Stored entries
* * * * *
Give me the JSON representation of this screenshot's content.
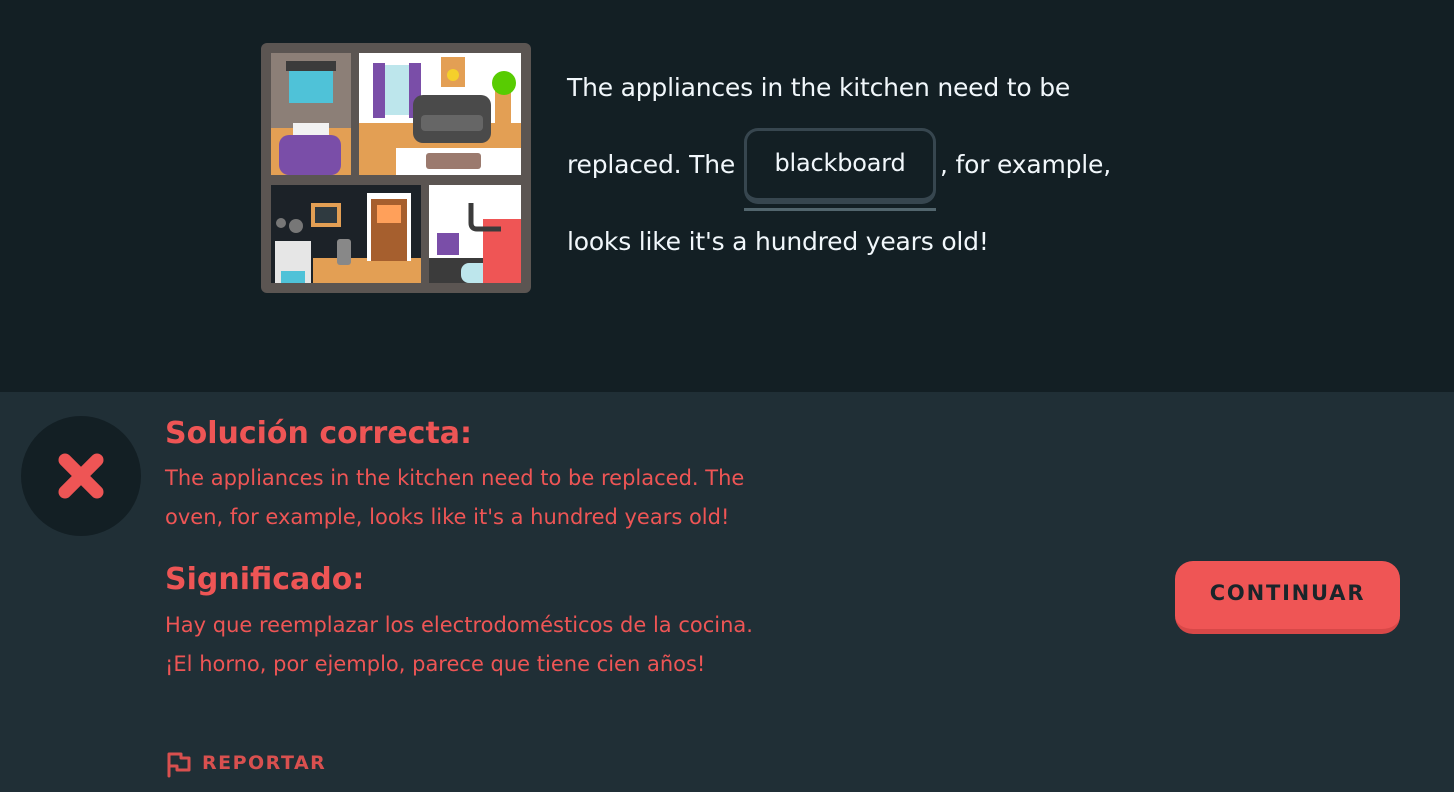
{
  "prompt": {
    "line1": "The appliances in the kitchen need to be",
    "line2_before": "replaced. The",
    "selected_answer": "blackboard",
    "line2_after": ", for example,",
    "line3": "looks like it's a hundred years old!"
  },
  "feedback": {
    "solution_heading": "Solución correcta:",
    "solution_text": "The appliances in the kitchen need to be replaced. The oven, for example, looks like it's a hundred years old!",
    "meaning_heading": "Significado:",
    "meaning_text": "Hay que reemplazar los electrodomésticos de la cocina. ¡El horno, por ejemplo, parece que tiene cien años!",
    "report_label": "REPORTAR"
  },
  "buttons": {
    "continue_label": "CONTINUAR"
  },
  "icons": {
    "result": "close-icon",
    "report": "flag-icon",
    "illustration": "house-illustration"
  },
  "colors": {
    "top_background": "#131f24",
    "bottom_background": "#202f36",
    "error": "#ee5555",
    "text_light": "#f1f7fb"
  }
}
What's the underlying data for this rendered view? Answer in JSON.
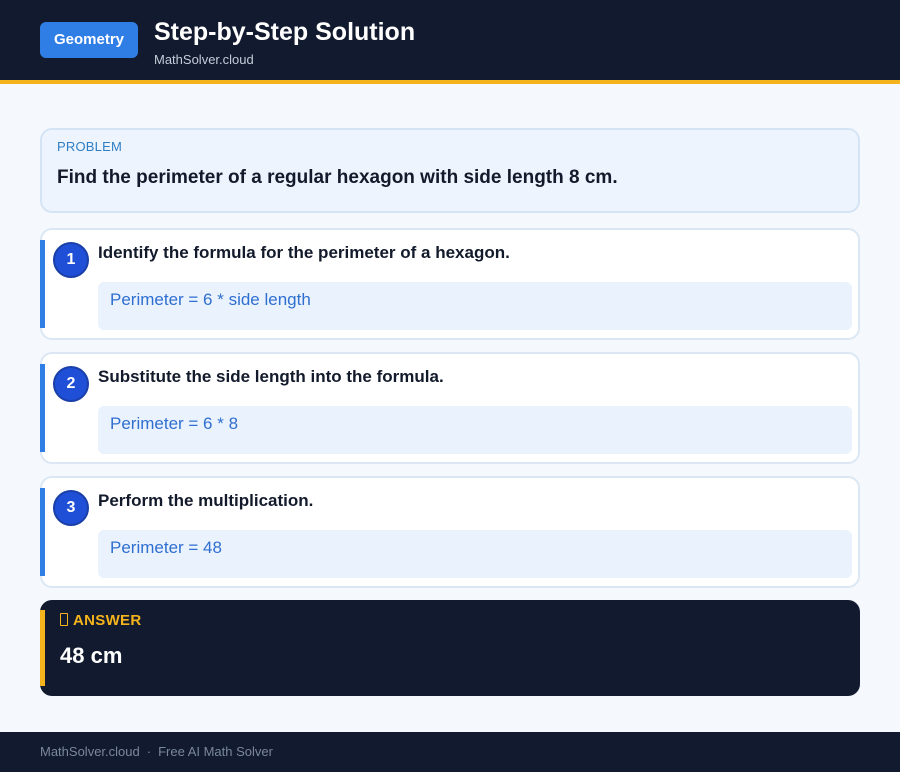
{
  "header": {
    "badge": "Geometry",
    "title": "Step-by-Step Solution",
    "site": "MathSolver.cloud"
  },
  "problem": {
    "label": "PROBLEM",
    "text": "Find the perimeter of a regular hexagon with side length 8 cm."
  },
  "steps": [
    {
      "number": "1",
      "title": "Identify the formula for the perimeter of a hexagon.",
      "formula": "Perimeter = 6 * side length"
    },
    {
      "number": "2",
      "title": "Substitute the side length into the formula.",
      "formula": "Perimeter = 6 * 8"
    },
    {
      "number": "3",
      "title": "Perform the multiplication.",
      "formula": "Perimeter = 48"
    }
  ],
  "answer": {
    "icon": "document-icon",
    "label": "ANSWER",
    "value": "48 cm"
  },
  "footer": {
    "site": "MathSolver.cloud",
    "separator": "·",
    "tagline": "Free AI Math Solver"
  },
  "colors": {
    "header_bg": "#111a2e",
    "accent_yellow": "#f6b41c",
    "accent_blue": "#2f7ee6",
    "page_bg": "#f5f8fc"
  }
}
* * * * *
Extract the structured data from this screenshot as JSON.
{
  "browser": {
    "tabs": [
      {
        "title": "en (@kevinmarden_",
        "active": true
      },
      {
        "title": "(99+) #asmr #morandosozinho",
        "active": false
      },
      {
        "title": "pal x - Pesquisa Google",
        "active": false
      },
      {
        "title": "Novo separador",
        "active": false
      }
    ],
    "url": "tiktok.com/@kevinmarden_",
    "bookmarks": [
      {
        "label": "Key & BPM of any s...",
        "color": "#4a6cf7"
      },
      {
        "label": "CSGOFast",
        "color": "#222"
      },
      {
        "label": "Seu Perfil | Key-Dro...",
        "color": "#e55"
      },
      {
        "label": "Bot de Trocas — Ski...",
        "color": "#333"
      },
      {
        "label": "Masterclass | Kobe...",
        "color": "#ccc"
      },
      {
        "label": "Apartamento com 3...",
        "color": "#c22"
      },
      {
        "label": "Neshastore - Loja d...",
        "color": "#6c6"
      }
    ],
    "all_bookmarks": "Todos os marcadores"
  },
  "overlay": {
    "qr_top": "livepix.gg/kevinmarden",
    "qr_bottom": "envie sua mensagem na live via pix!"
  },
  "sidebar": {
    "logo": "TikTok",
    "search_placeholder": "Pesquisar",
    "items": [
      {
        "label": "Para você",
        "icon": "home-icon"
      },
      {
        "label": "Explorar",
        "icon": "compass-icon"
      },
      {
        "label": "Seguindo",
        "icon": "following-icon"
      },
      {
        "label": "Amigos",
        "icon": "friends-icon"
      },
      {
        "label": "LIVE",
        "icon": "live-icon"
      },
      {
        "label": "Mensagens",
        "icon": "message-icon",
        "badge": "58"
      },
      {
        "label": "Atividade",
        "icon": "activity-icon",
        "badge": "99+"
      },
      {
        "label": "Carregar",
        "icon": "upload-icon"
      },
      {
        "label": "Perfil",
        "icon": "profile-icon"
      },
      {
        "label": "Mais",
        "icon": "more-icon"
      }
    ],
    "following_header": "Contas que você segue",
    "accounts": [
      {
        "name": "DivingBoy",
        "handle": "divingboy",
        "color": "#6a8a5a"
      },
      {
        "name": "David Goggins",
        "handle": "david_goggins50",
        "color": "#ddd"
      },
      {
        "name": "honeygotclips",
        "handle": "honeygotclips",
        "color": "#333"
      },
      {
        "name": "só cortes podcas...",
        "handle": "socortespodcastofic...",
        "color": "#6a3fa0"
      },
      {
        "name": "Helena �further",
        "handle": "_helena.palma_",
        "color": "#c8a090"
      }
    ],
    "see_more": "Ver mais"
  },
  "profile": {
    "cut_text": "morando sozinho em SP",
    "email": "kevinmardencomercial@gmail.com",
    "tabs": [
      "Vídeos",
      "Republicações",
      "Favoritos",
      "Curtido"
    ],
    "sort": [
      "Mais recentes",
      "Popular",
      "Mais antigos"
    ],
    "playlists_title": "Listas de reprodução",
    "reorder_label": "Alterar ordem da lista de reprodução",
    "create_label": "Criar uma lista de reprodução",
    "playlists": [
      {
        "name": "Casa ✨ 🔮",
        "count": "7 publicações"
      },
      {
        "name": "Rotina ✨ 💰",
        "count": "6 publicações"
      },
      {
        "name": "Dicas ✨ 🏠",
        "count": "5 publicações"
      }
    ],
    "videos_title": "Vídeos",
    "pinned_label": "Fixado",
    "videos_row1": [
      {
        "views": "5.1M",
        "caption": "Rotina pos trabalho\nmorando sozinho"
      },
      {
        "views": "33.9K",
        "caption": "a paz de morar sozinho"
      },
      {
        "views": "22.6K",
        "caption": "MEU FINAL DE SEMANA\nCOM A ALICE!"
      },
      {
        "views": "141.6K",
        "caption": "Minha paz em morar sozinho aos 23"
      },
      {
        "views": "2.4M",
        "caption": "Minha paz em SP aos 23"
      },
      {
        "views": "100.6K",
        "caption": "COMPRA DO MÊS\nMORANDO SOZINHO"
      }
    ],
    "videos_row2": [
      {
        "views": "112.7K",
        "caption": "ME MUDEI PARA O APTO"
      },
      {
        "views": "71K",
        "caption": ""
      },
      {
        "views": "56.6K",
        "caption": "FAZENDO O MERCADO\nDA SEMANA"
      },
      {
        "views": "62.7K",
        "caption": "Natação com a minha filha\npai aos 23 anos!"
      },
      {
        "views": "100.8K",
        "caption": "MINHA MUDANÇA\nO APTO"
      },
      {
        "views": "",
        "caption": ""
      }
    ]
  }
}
* * * * *
■ Task description ■
What is the number of lines in the records that contain "appliances"? Give that number only.

■ Written solution ■
2